> PROVIDED INFORMATION:
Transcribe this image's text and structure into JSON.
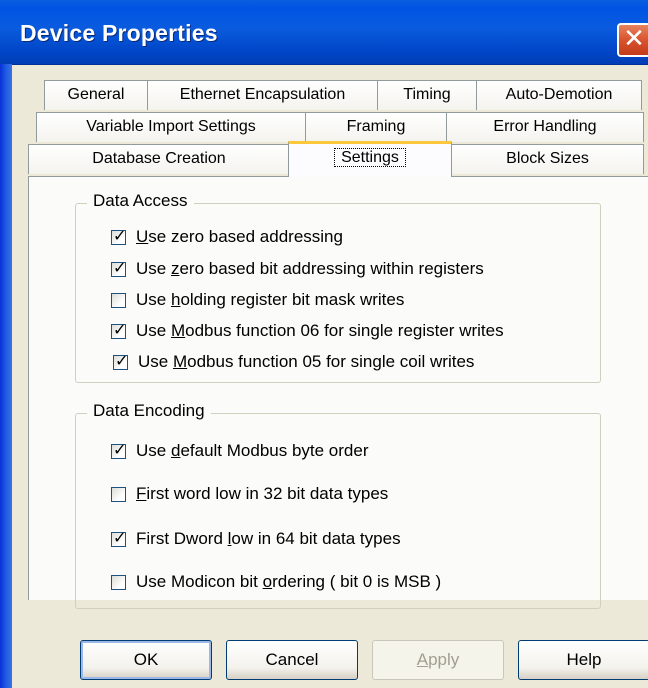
{
  "window": {
    "title": "Device Properties"
  },
  "tabs": {
    "row1": [
      "General",
      "Ethernet Encapsulation",
      "Timing",
      "Auto-Demotion"
    ],
    "row2": [
      "Variable Import Settings",
      "Framing",
      "Error Handling"
    ],
    "row3": [
      "Database Creation",
      "Settings",
      "Block Sizes"
    ],
    "active": "Settings"
  },
  "data_access": {
    "legend": "Data Access",
    "items": [
      {
        "pre": "",
        "key": "U",
        "post": "se zero based addressing",
        "checked": true
      },
      {
        "pre": "Use ",
        "key": "z",
        "post": "ero based bit addressing within registers",
        "checked": true
      },
      {
        "pre": "Use ",
        "key": "h",
        "post": "olding register bit mask writes",
        "checked": false
      },
      {
        "pre": "Use ",
        "key": "M",
        "post": "odbus function 06 for single register writes",
        "checked": true
      },
      {
        "pre": "Use ",
        "key": "M",
        "post": "odbus function 05 for single coil writes",
        "checked": true
      }
    ]
  },
  "data_encoding": {
    "legend": "Data Encoding",
    "items": [
      {
        "pre": "Use ",
        "key": "d",
        "post": "efault Modbus byte order",
        "checked": true
      },
      {
        "pre": "",
        "key": "F",
        "post": "irst word low in 32 bit data types",
        "checked": false
      },
      {
        "pre": "First Dword ",
        "key": "l",
        "post": "ow in 64 bit data types",
        "checked": true
      },
      {
        "pre": "Use Modicon bit ",
        "key": "o",
        "post": "rdering ( bit 0 is MSB )",
        "checked": false
      }
    ]
  },
  "buttons": {
    "ok": "OK",
    "cancel": "Cancel",
    "apply": "Apply",
    "help": "Help"
  }
}
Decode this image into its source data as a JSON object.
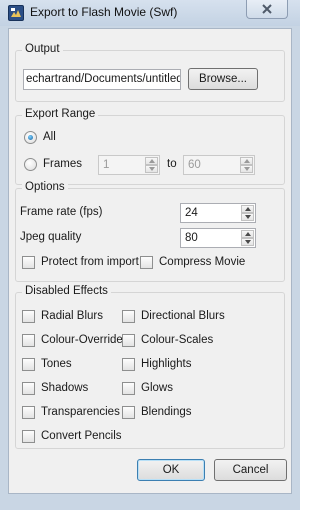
{
  "window": {
    "title": "Export to Flash Movie (Swf)",
    "app_icon": "flash-export-icon",
    "close_icon": "close-icon"
  },
  "output": {
    "group_title": "Output",
    "path_value": "echartrand/Documents/untitled.swf",
    "browse_label": "Browse..."
  },
  "export_range": {
    "group_title": "Export Range",
    "all_label": "All",
    "all_selected": true,
    "frames_label": "Frames",
    "frames_selected": false,
    "from_value": "1",
    "to_label": "to",
    "to_value": "60"
  },
  "options": {
    "group_title": "Options",
    "frame_rate_label": "Frame rate (fps)",
    "frame_rate_value": "24",
    "jpeg_quality_label": "Jpeg quality",
    "jpeg_quality_value": "80",
    "protect_label": "Protect from import",
    "protect_checked": false,
    "compress_label": "Compress Movie",
    "compress_checked": false
  },
  "disabled_effects": {
    "group_title": "Disabled Effects",
    "items": [
      {
        "label": "Radial Blurs",
        "checked": false
      },
      {
        "label": "Directional Blurs",
        "checked": false
      },
      {
        "label": "Colour-Overrides",
        "checked": false
      },
      {
        "label": "Colour-Scales",
        "checked": false
      },
      {
        "label": "Tones",
        "checked": false
      },
      {
        "label": "Highlights",
        "checked": false
      },
      {
        "label": "Shadows",
        "checked": false
      },
      {
        "label": "Glows",
        "checked": false
      },
      {
        "label": "Transparencies",
        "checked": false
      },
      {
        "label": "Blendings",
        "checked": false
      },
      {
        "label": "Convert Pencils",
        "checked": false
      }
    ]
  },
  "footer": {
    "ok_label": "OK",
    "cancel_label": "Cancel"
  }
}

> THE REQUEST: Write out the full listing verbatim, excluding its pictures.

> THE RESPONSE:
Transcribe this image's text and structure into JSON.
{
  "window": {
    "title": "Device Properties"
  },
  "tabs": {
    "row1": [
      "General",
      "Ethernet Encapsulation",
      "Timing",
      "Auto-Demotion"
    ],
    "row2": [
      "Variable Import Settings",
      "Framing",
      "Error Handling"
    ],
    "row3": [
      "Database Creation",
      "Settings",
      "Block Sizes"
    ],
    "active": "Settings"
  },
  "data_access": {
    "legend": "Data Access",
    "items": [
      {
        "pre": "",
        "key": "U",
        "post": "se zero based addressing",
        "checked": true
      },
      {
        "pre": "Use ",
        "key": "z",
        "post": "ero based bit addressing within registers",
        "checked": true
      },
      {
        "pre": "Use ",
        "key": "h",
        "post": "olding register bit mask writes",
        "checked": false
      },
      {
        "pre": "Use ",
        "key": "M",
        "post": "odbus function 06 for single register writes",
        "checked": true
      },
      {
        "pre": "Use ",
        "key": "M",
        "post": "odbus function 05 for single coil writes",
        "checked": true
      }
    ]
  },
  "data_encoding": {
    "legend": "Data Encoding",
    "items": [
      {
        "pre": "Use ",
        "key": "d",
        "post": "efault Modbus byte order",
        "checked": true
      },
      {
        "pre": "",
        "key": "F",
        "post": "irst word low in 32 bit data types",
        "checked": false
      },
      {
        "pre": "First Dword ",
        "key": "l",
        "post": "ow in 64 bit data types",
        "checked": true
      },
      {
        "pre": "Use Modicon bit ",
        "key": "o",
        "post": "rdering ( bit 0 is MSB )",
        "checked": false
      }
    ]
  },
  "buttons": {
    "ok": "OK",
    "cancel": "Cancel",
    "apply": "Apply",
    "help": "Help"
  }
}
Decode this image into its source data as a JSON object.
{
  "window": {
    "title": "Export to Flash Movie (Swf)",
    "app_icon": "flash-export-icon",
    "close_icon": "close-icon"
  },
  "output": {
    "group_title": "Output",
    "path_value": "echartrand/Documents/untitled.swf",
    "browse_label": "Browse..."
  },
  "export_range": {
    "group_title": "Export Range",
    "all_label": "All",
    "all_selected": true,
    "frames_label": "Frames",
    "frames_selected": false,
    "from_value": "1",
    "to_label": "to",
    "to_value": "60"
  },
  "options": {
    "group_title": "Options",
    "frame_rate_label": "Frame rate (fps)",
    "frame_rate_value": "24",
    "jpeg_quality_label": "Jpeg quality",
    "jpeg_quality_value": "80",
    "protect_label": "Protect from import",
    "protect_checked": false,
    "compress_label": "Compress Movie",
    "compress_checked": false
  },
  "disabled_effects": {
    "group_title": "Disabled Effects",
    "items": [
      {
        "label": "Radial Blurs",
        "checked": false
      },
      {
        "label": "Directional Blurs",
        "checked": false
      },
      {
        "label": "Colour-Overrides",
        "checked": false
      },
      {
        "label": "Colour-Scales",
        "checked": false
      },
      {
        "label": "Tones",
        "checked": false
      },
      {
        "label": "Highlights",
        "checked": false
      },
      {
        "label": "Shadows",
        "checked": false
      },
      {
        "label": "Glows",
        "checked": false
      },
      {
        "label": "Transparencies",
        "checked": false
      },
      {
        "label": "Blendings",
        "checked": false
      },
      {
        "label": "Convert Pencils",
        "checked": false
      }
    ]
  },
  "footer": {
    "ok_label": "OK",
    "cancel_label": "Cancel"
  }
}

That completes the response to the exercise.